Extracted records:
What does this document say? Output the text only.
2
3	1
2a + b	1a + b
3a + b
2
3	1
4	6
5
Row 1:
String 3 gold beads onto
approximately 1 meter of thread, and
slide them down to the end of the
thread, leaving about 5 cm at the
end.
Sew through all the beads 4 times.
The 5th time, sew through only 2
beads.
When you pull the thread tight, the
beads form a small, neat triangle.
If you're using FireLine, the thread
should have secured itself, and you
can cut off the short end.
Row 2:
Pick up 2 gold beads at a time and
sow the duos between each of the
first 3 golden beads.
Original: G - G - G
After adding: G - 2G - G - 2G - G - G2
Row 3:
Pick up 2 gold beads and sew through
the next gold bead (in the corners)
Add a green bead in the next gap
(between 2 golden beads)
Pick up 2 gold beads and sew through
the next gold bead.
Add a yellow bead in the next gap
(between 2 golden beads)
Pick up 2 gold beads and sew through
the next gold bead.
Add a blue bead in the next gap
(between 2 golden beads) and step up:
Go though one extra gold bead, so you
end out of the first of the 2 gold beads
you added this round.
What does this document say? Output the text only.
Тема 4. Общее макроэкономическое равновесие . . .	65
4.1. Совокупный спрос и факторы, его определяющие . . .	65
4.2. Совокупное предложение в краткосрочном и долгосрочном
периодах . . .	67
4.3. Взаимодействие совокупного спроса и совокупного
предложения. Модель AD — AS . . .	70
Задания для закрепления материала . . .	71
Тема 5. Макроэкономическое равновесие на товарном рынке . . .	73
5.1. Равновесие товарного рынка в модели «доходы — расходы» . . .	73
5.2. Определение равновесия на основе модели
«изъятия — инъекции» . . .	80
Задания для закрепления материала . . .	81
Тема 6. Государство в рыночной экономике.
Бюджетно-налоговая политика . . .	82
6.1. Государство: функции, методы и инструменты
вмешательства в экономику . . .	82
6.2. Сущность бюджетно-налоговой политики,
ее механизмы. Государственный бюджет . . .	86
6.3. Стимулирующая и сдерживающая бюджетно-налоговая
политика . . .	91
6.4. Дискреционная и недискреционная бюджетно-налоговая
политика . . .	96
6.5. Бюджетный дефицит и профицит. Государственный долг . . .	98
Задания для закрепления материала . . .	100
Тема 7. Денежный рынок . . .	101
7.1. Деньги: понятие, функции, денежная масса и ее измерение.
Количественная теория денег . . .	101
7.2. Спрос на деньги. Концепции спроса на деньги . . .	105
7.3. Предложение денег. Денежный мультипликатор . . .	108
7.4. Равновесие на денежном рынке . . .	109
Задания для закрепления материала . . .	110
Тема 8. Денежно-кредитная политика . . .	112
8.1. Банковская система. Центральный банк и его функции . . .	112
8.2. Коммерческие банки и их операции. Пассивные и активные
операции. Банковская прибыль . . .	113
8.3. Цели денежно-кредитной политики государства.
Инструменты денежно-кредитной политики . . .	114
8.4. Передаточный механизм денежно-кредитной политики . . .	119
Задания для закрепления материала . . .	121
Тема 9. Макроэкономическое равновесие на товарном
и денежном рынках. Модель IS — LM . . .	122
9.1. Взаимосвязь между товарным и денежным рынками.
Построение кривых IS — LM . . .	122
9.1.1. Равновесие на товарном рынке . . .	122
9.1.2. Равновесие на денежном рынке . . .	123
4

- _Exercise prompt_: Reproduce the whole listing word for word.

- _Worked solution_:
What does this document say? Output the text only.
2
3	1
2a + b	1a + b
3a + b
2
3	1
4	6
5
Row 1:
String 3 gold beads onto
approximately 1 meter of thread, and
slide them down to the end of the
thread, leaving about 5 cm at the
end.
Sew through all the beads 4 times.
The 5th time, sew through only 2
beads.
When you pull the thread tight, the
beads form a small, neat triangle.
If you're using FireLine, the thread
should have secured itself, and you
can cut off the short end.
Row 2:
Pick up 2 gold beads at a time and
sow the duos between each of the
first 3 golden beads.
Original: G - G - G
After adding: G - 2G - G - 2G - G - G2
Row 3:
Pick up 2 gold beads and sew through
the next gold bead (in the corners)
Add a green bead in the next gap
(between 2 golden beads)
Pick up 2 gold beads and sew through
the next gold bead.
Add a yellow bead in the next gap
(between 2 golden beads)
Pick up 2 gold beads and sew through
the next gold bead.
Add a blue bead in the next gap
(between 2 golden beads) and step up:
Go though one extra gold bead, so you
end out of the first of the 2 gold beads
you added this round.
What does this document say? Output the text only.
Тема 4. Общее макроэкономическое равновесие . . .	65
4.1. Совокупный спрос и факторы, его определяющие . . .	65
4.2. Совокупное предложение в краткосрочном и долгосрочном
периодах . . .	67
4.3. Взаимодействие совокупного спроса и совокупного
предложения. Модель AD — AS . . .	70
Задания для закрепления материала . . .	71
Тема 5. Макроэкономическое равновесие на товарном рынке . . .	73
5.1. Равновесие товарного рынка в модели «доходы — расходы» . . .	73
5.2. Определение равновесия на основе модели
«изъятия — инъекции» . . .	80
Задания для закрепления материала . . .	81
Тема 6. Государство в рыночной экономике.
Бюджетно-налоговая политика . . .	82
6.1. Государство: функции, методы и инструменты
вмешательства в экономику . . .	82
6.2. Сущность бюджетно-налоговой политики,
ее механизмы. Государственный бюджет . . .	86
6.3. Стимулирующая и сдерживающая бюджетно-налоговая
политика . . .	91
6.4. Дискреционная и недискреционная бюджетно-налоговая
политика . . .	96
6.5. Бюджетный дефицит и профицит. Государственный долг . . .	98
Задания для закрепления материала . . .	100
Тема 7. Денежный рынок . . .	101
7.1. Деньги: понятие, функции, денежная масса и ее измерение.
Количественная теория денег . . .	101
7.2. Спрос на деньги. Концепции спроса на деньги . . .	105
7.3. Предложение денег. Денежный мультипликатор . . .	108
7.4. Равновесие на денежном рынке . . .	109
Задания для закрепления материала . . .	110
Тема 8. Денежно-кредитная политика . . .	112
8.1. Банковская система. Центральный банк и его функции . . .	112
8.2. Коммерческие банки и их операции. Пассивные и активные
операции. Банковская прибыль . . .	113
8.3. Цели денежно-кредитной политики государства.
Инструменты денежно-кредитной политики . . .	114
8.4. Передаточный механизм денежно-кредитной политики . . .	119
Задания для закрепления материала . . .	121
Тема 9. Макроэкономическое равновесие на товарном
и денежном рынках. Модель IS — LM . . .	122
9.1. Взаимосвязь между товарным и денежным рынками.
Построение кривых IS — LM . . .	122
9.1.1. Равновесие на товарном рынке . . .	122
9.1.2. Равновесие на денежном рынке . . .	123
4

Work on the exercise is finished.